▸ **What is required**
Transcribe the listing word for word.

▸ **Data to use**

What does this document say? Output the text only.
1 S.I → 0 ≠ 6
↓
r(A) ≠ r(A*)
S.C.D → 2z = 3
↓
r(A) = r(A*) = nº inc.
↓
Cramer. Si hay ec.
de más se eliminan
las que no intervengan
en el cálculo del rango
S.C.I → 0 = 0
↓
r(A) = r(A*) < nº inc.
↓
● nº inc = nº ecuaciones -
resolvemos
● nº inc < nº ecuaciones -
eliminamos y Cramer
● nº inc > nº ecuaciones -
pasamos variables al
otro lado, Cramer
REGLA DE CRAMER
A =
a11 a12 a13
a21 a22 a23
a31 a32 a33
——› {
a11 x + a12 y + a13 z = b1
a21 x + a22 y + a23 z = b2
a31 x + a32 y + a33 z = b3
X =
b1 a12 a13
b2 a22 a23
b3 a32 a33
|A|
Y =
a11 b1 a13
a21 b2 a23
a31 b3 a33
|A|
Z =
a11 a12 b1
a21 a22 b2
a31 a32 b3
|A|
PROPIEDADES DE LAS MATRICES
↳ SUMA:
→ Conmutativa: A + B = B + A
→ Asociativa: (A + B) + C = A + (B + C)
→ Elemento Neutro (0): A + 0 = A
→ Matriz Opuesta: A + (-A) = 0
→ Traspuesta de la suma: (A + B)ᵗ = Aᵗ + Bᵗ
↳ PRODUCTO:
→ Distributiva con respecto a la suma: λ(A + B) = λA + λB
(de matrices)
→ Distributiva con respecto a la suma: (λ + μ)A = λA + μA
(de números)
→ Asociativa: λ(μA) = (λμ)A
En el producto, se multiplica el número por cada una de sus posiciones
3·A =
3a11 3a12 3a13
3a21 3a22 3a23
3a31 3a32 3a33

▸ **In response**
What does this document say? Output the text only.
1 S.I → 0 ≠ 6
↓
r(A) ≠ r(A*)
S.C.D → 2z = 3
↓
r(A) = r(A*) = nº inc.
↓
Cramer. Si hay ec.
de más se eliminan
las que no intervengan
en el cálculo del rango
S.C.I → 0 = 0
↓
r(A) = r(A*) < nº inc.
↓
● nº inc = nº ecuaciones -
resolvemos
● nº inc < nº ecuaciones -
eliminamos y Cramer
● nº inc > nº ecuaciones -
pasamos variables al
otro lado, Cramer
REGLA DE CRAMER
A =
a11 a12 a13
a21 a22 a23
a31 a32 a33
——› {
a11 x + a12 y + a13 z = b1
a21 x + a22 y + a23 z = b2
a31 x + a32 y + a33 z = b3
X =
b1 a12 a13
b2 a22 a23
b3 a32 a33
|A|
Y =
a11 b1 a13
a21 b2 a23
a31 b3 a33
|A|
Z =
a11 a12 b1
a21 a22 b2
a31 a32 b3
|A|
PROPIEDADES DE LAS MATRICES
↳ SUMA:
→ Conmutativa: A + B = B + A
→ Asociativa: (A + B) + C = A + (B + C)
→ Elemento Neutro (0): A + 0 = A
→ Matriz Opuesta: A + (-A) = 0
→ Traspuesta de la suma: (A + B)ᵗ = Aᵗ + Bᵗ
↳ PRODUCTO:
→ Distributiva con respecto a la suma: λ(A + B) = λA + λB
(de matrices)
→ Distributiva con respecto a la suma: (λ + μ)A = λA + μA
(de números)
→ Asociativa: λ(μA) = (λμ)A
En el producto, se multiplica el número por cada una de sus posiciones
3·A =
3a11 3a12 3a13
3a21 3a22 3a23
3a31 3a32 3a33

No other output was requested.